• Source records:
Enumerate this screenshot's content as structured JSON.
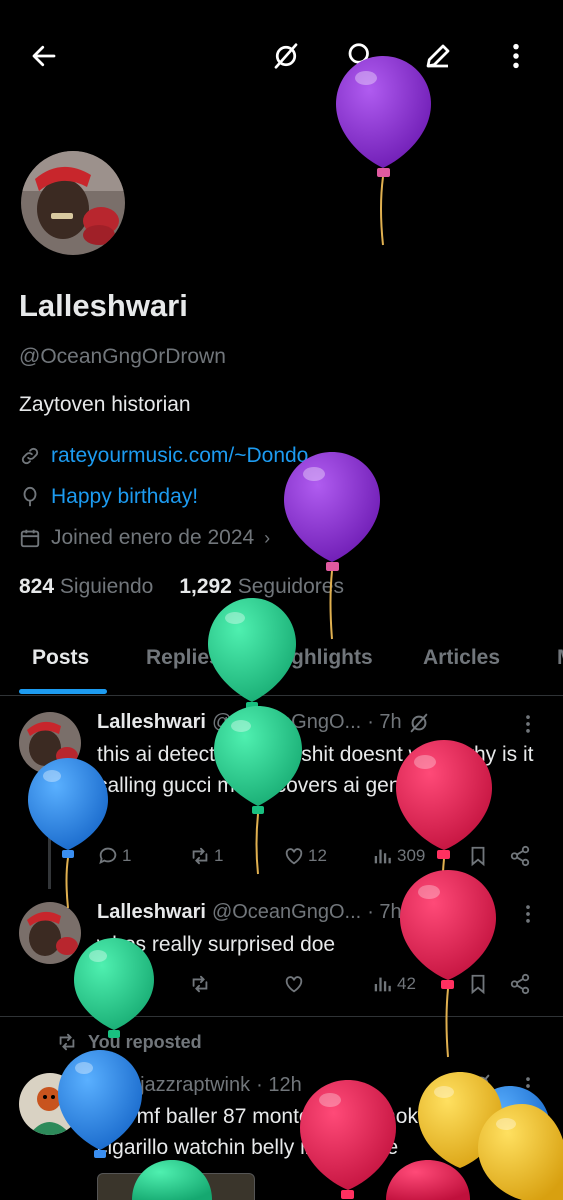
{
  "profile": {
    "name": "Lalleshwari",
    "handle": "@OceanGngOrDrown",
    "bio": "Zaytoven historian",
    "link": "rateyourmusic.com/~Dondo",
    "birthday": "Happy birthday!",
    "joined": "Joined enero de 2024",
    "following_count": "824",
    "following_label": "Siguiendo",
    "followers_count": "1,292",
    "followers_label": "Seguidores"
  },
  "tabs": [
    "Posts",
    "Replies",
    "Highlights",
    "Articles"
  ],
  "posts": [
    {
      "name": "Lalleshwari",
      "handle": "@OceanGngO...",
      "time": "· 7h",
      "text": "this ai detector twitter shit doesnt work why is it calling gucci mane covers ai generated",
      "replies": "1",
      "reposts": "1",
      "likes": "12",
      "views": "309"
    },
    {
      "name": "Lalleshwari",
      "handle": "@OceanGngO...",
      "time": "· 7h",
      "text": "whos really surprised doe",
      "replies": "",
      "reposts": "",
      "likes": "",
      "views": "42"
    },
    {
      "repost_label": "You reposted",
      "handle": "@jazzraptwink",
      "time": "· 12h",
      "text": "ima mf baller 87 monte carlo smoking a cigarillo watchin belly inna tahoe"
    }
  ],
  "colors": {
    "accent": "#1d9bf0",
    "muted": "#71767b",
    "text": "#e7e9ea"
  },
  "icons": {
    "back": "arrow-left-icon",
    "grok": "grok-icon",
    "search": "search-icon",
    "edit": "edit-icon",
    "more": "more-vertical-icon"
  }
}
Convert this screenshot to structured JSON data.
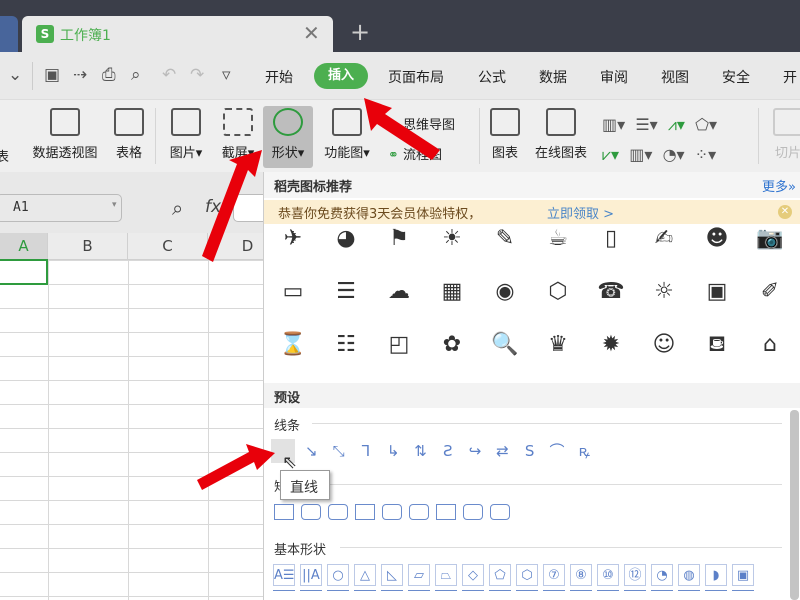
{
  "titlebar": {
    "tab_title": "工作簿1",
    "logo": "S",
    "close": "✕",
    "new_tab": "+"
  },
  "quick_access": [
    "save-icon",
    "export-icon",
    "print-icon",
    "preview-icon",
    "undo-icon",
    "redo-icon",
    "more-icon"
  ],
  "menu": [
    {
      "label": "开始"
    },
    {
      "label": "插入",
      "active": true
    },
    {
      "label": "页面布局"
    },
    {
      "label": "公式"
    },
    {
      "label": "数据"
    },
    {
      "label": "审阅"
    },
    {
      "label": "视图"
    },
    {
      "label": "安全"
    },
    {
      "label": "开"
    }
  ],
  "ribbon": {
    "left": [
      "表",
      "数据透视图",
      "表格",
      "图片",
      "截屏",
      "形状",
      "功能图"
    ],
    "mind": "思维导图",
    "flow": "流程图",
    "chart": "图表",
    "online_chart": "在线图表",
    "slicer": "切片"
  },
  "formula": {
    "name_box": "A1",
    "fx": "fx"
  },
  "columns": [
    "A",
    "B",
    "C",
    "D"
  ],
  "panel": {
    "header": "稻壳图标推荐",
    "more": "更多»",
    "banner_text": "恭喜你免费获得3天会员体验特权，",
    "banner_link": "立即领取 >",
    "icons": [
      "✈",
      "◕",
      "⚑",
      "☀",
      "✎",
      "☕",
      "▯",
      "✍",
      "☻",
      "📷",
      "▭",
      "☰",
      "☁",
      "▦",
      "◉",
      "⬡",
      "☎",
      "☼",
      "▣",
      "✐",
      "⌛",
      "☷",
      "◰",
      "✿",
      "🔍",
      "♛",
      "✹",
      "☺",
      "⛾",
      "⌂"
    ],
    "preset": "预设",
    "lines_label": "线条",
    "lines": [
      "╲",
      "↘",
      "⤡",
      "⅂",
      "↳",
      "⇅",
      "Ƨ",
      "↪",
      "⇄",
      "S",
      "⌒",
      "ꝶ"
    ],
    "tooltip": "直线",
    "rect_label": "矩形",
    "rects": 9,
    "basic_label": "基本形状",
    "basic": [
      "A☰",
      "||A",
      "○",
      "△",
      "◺",
      "▱",
      "⏢",
      "◇",
      "⬠",
      "⬡",
      "⑦",
      "⑧",
      "⑩",
      "⑫",
      "◔",
      "◍",
      "◗",
      "▣"
    ]
  },
  "colors": {
    "accent": "#4caf50",
    "link": "#2f74d0",
    "arrow": "#e8000a"
  }
}
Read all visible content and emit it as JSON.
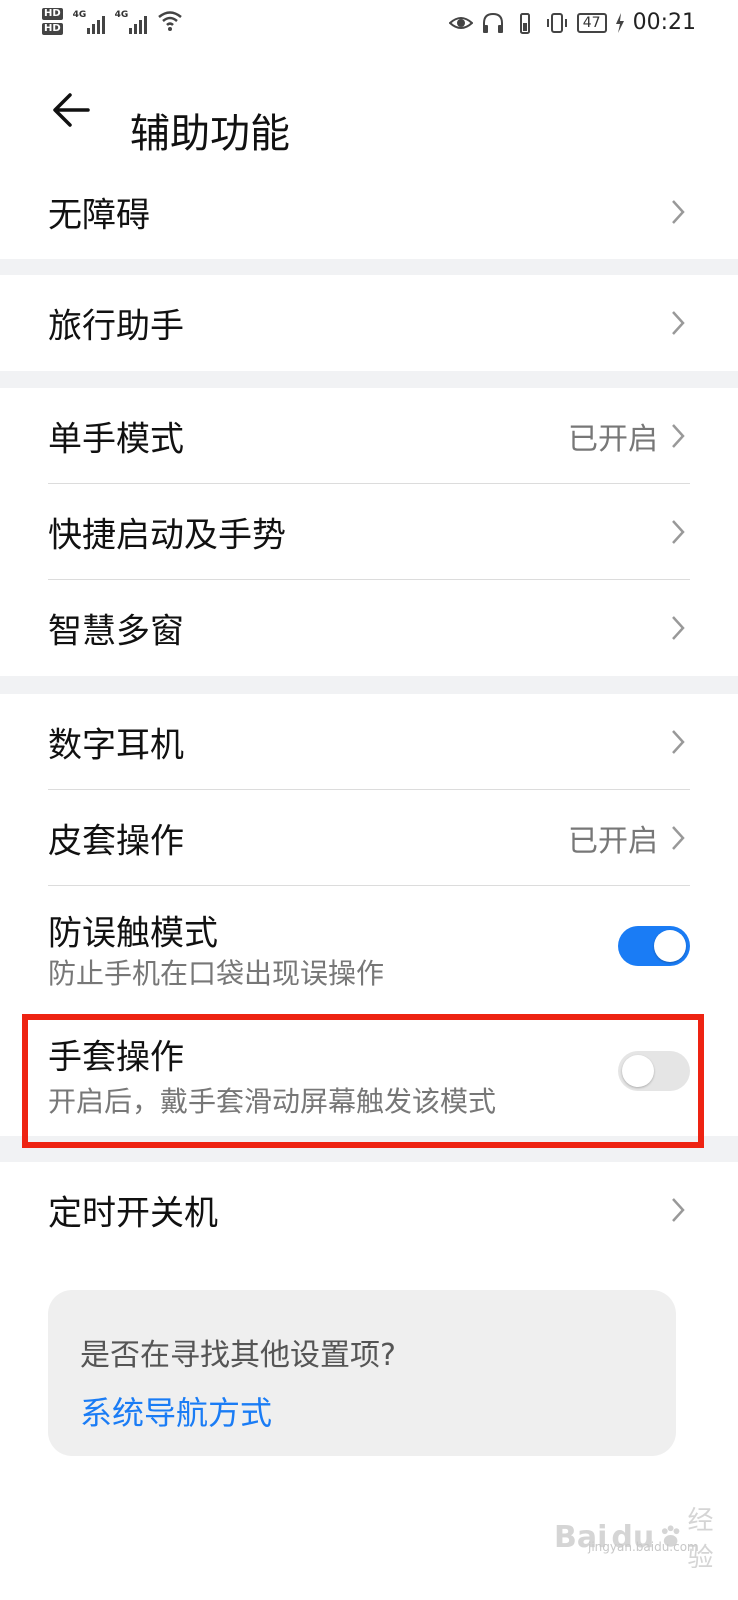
{
  "status_bar": {
    "hd1": "HD",
    "hd2": "HD",
    "sim1_net": "4G",
    "sim2_net": "4G",
    "battery": "47",
    "time": "00:21"
  },
  "header": {
    "title": "辅助功能"
  },
  "groups": [
    {
      "items": [
        {
          "label": "无障碍"
        }
      ]
    },
    {
      "items": [
        {
          "label": "旅行助手"
        }
      ]
    },
    {
      "items": [
        {
          "label": "单手模式",
          "value": "已开启"
        },
        {
          "label": "快捷启动及手势"
        },
        {
          "label": "智慧多窗"
        }
      ]
    },
    {
      "items": [
        {
          "label": "数字耳机"
        },
        {
          "label": "皮套操作",
          "value": "已开启"
        },
        {
          "label": "防误触模式",
          "sub": "防止手机在口袋出现误操作",
          "toggle": true
        },
        {
          "label": "手套操作",
          "sub": "开启后，戴手套滑动屏幕触发该模式",
          "toggle": false
        }
      ]
    },
    {
      "items": [
        {
          "label": "定时开关机"
        }
      ]
    }
  ],
  "suggest": {
    "question": "是否在寻找其他设置项?",
    "link": "系统导航方式"
  },
  "watermark": {
    "brand": "Bai",
    "brand_accent": "du",
    "brand_cn": "经验",
    "url": "jingyan.baidu.com"
  },
  "colors": {
    "accent": "#1a7cf5",
    "highlight": "#ee2312",
    "background": "#f1f2f4"
  }
}
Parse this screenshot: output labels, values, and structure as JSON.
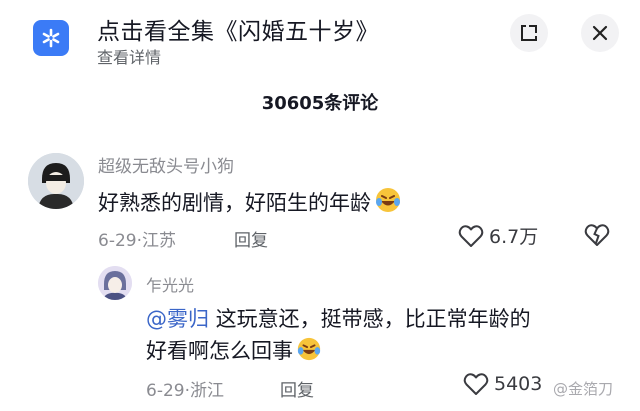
{
  "header": {
    "title": "点击看全集《闪婚五十岁》",
    "subtitle": "查看详情",
    "app_icon": "snowflake-icon",
    "minimize_icon": "corner-arrow-icon",
    "close_icon": "close-icon"
  },
  "comment_count": "30605条评论",
  "comments": [
    {
      "username": "超级无敌头号小狗",
      "text": "好熟悉的剧情，好陌生的年龄",
      "meta": "6-29·江苏",
      "reply_label": "回复",
      "likes": "6.7万",
      "emoji": "laughing-tears-emoji"
    }
  ],
  "reply": {
    "username": "乍光光",
    "mention": "@雾归",
    "text_line1": " 这玩意还，挺带感，比正常年龄的",
    "text_line2": "好看啊怎么回事",
    "meta": "6-29·浙江",
    "reply_label": "回复",
    "likes": "5403"
  },
  "watermark": "@金箔刀",
  "colors": {
    "accent_blue": "#3b7bf6",
    "mention_blue": "#3b66c8",
    "text_primary": "#161823",
    "text_secondary": "#8a8b91"
  }
}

• Problem: Extract the full listing above verbatim; pictures are to be left out of the copy.

• Worked solution:
Enumerate this screenshot's content as structured JSON.
{
  "profile": {
    "name": "Lalleshwari",
    "handle": "@OceanGngOrDrown",
    "bio": "Zaytoven historian",
    "link": "rateyourmusic.com/~Dondo",
    "birthday": "Happy birthday!",
    "joined": "Joined enero de 2024",
    "following_count": "824",
    "following_label": "Siguiendo",
    "followers_count": "1,292",
    "followers_label": "Seguidores"
  },
  "tabs": [
    "Posts",
    "Replies",
    "Highlights",
    "Articles"
  ],
  "posts": [
    {
      "name": "Lalleshwari",
      "handle": "@OceanGngO...",
      "time": "· 7h",
      "text": "this ai detector twitter shit doesnt work why is it calling gucci mane covers ai generated",
      "replies": "1",
      "reposts": "1",
      "likes": "12",
      "views": "309"
    },
    {
      "name": "Lalleshwari",
      "handle": "@OceanGngO...",
      "time": "· 7h",
      "text": "whos really surprised doe",
      "replies": "",
      "reposts": "",
      "likes": "",
      "views": "42"
    },
    {
      "repost_label": "You reposted",
      "handle": "@jazzraptwink",
      "time": "· 12h",
      "text": "ima mf baller 87 monte carlo smoking a cigarillo watchin belly inna tahoe"
    }
  ],
  "colors": {
    "accent": "#1d9bf0",
    "muted": "#71767b",
    "text": "#e7e9ea"
  },
  "icons": {
    "back": "arrow-left-icon",
    "grok": "grok-icon",
    "search": "search-icon",
    "edit": "edit-icon",
    "more": "more-vertical-icon"
  }
}
Convert this screenshot to structured JSON data.
{
  "titlebar": {
    "tab_title": "工作簿1",
    "logo": "S",
    "close": "✕",
    "new_tab": "+"
  },
  "quick_access": [
    "save-icon",
    "export-icon",
    "print-icon",
    "preview-icon",
    "undo-icon",
    "redo-icon",
    "more-icon"
  ],
  "menu": [
    {
      "label": "开始"
    },
    {
      "label": "插入",
      "active": true
    },
    {
      "label": "页面布局"
    },
    {
      "label": "公式"
    },
    {
      "label": "数据"
    },
    {
      "label": "审阅"
    },
    {
      "label": "视图"
    },
    {
      "label": "安全"
    },
    {
      "label": "开"
    }
  ],
  "ribbon": {
    "left": [
      "表",
      "数据透视图",
      "表格",
      "图片",
      "截屏",
      "形状",
      "功能图"
    ],
    "mind": "思维导图",
    "flow": "流程图",
    "chart": "图表",
    "online_chart": "在线图表",
    "slicer": "切片"
  },
  "formula": {
    "name_box": "A1",
    "fx": "fx"
  },
  "columns": [
    "A",
    "B",
    "C",
    "D"
  ],
  "panel": {
    "header": "稻壳图标推荐",
    "more": "更多»",
    "banner_text": "恭喜你免费获得3天会员体验特权，",
    "banner_link": "立即领取 >",
    "icons": [
      "✈",
      "◕",
      "⚑",
      "☀",
      "✎",
      "☕",
      "▯",
      "✍",
      "☻",
      "📷",
      "▭",
      "☰",
      "☁",
      "▦",
      "◉",
      "⬡",
      "☎",
      "☼",
      "▣",
      "✐",
      "⌛",
      "☷",
      "◰",
      "✿",
      "🔍",
      "♛",
      "✹",
      "☺",
      "⛾",
      "⌂"
    ],
    "preset": "预设",
    "lines_label": "线条",
    "lines": [
      "╲",
      "↘",
      "⤡",
      "⅂",
      "↳",
      "⇅",
      "Ƨ",
      "↪",
      "⇄",
      "S",
      "⌒",
      "ꝶ"
    ],
    "tooltip": "直线",
    "rect_label": "矩形",
    "rects": 9,
    "basic_label": "基本形状",
    "basic": [
      "A☰",
      "||A",
      "○",
      "△",
      "◺",
      "▱",
      "⏢",
      "◇",
      "⬠",
      "⬡",
      "⑦",
      "⑧",
      "⑩",
      "⑫",
      "◔",
      "◍",
      "◗",
      "▣"
    ]
  },
  "colors": {
    "accent": "#4caf50",
    "link": "#2f74d0",
    "arrow": "#e8000a"
  }
}
Read all visible content and emit it as JSON.
{
  "status_bar": {
    "hd1": "HD",
    "hd2": "HD",
    "sim1_net": "4G",
    "sim2_net": "4G",
    "battery": "47",
    "time": "00:21"
  },
  "header": {
    "title": "辅助功能"
  },
  "groups": [
    {
      "items": [
        {
          "label": "无障碍"
        }
      ]
    },
    {
      "items": [
        {
          "label": "旅行助手"
        }
      ]
    },
    {
      "items": [
        {
          "label": "单手模式",
          "value": "已开启"
        },
        {
          "label": "快捷启动及手势"
        },
        {
          "label": "智慧多窗"
        }
      ]
    },
    {
      "items": [
        {
          "label": "数字耳机"
        },
        {
          "label": "皮套操作",
          "value": "已开启"
        },
        {
          "label": "防误触模式",
          "sub": "防止手机在口袋出现误操作",
          "toggle": true
        },
        {
          "label": "手套操作",
          "sub": "开启后，戴手套滑动屏幕触发该模式",
          "toggle": false
        }
      ]
    },
    {
      "items": [
        {
          "label": "定时开关机"
        }
      ]
    }
  ],
  "suggest": {
    "question": "是否在寻找其他设置项?",
    "link": "系统导航方式"
  },
  "watermark": {
    "brand": "Bai",
    "brand_accent": "du",
    "brand_cn": "经验",
    "url": "jingyan.baidu.com"
  },
  "colors": {
    "accent": "#1a7cf5",
    "highlight": "#ee2312",
    "background": "#f1f2f4"
  }
}
Parse this screenshot: output labels, values, and structure as JSON.
{
  "header": {
    "title": "点击看全集《闪婚五十岁》",
    "subtitle": "查看详情",
    "app_icon": "snowflake-icon",
    "minimize_icon": "corner-arrow-icon",
    "close_icon": "close-icon"
  },
  "comment_count": "30605条评论",
  "comments": [
    {
      "username": "超级无敌头号小狗",
      "text": "好熟悉的剧情，好陌生的年龄",
      "meta": "6-29·江苏",
      "reply_label": "回复",
      "likes": "6.7万",
      "emoji": "laughing-tears-emoji"
    }
  ],
  "reply": {
    "username": "乍光光",
    "mention": "@雾归",
    "text_line1": " 这玩意还，挺带感，比正常年龄的",
    "text_line2": "好看啊怎么回事",
    "meta": "6-29·浙江",
    "reply_label": "回复",
    "likes": "5403"
  },
  "watermark": "@金箔刀",
  "colors": {
    "accent_blue": "#3b7bf6",
    "mention_blue": "#3b66c8",
    "text_primary": "#161823",
    "text_secondary": "#8a8b91"
  }
}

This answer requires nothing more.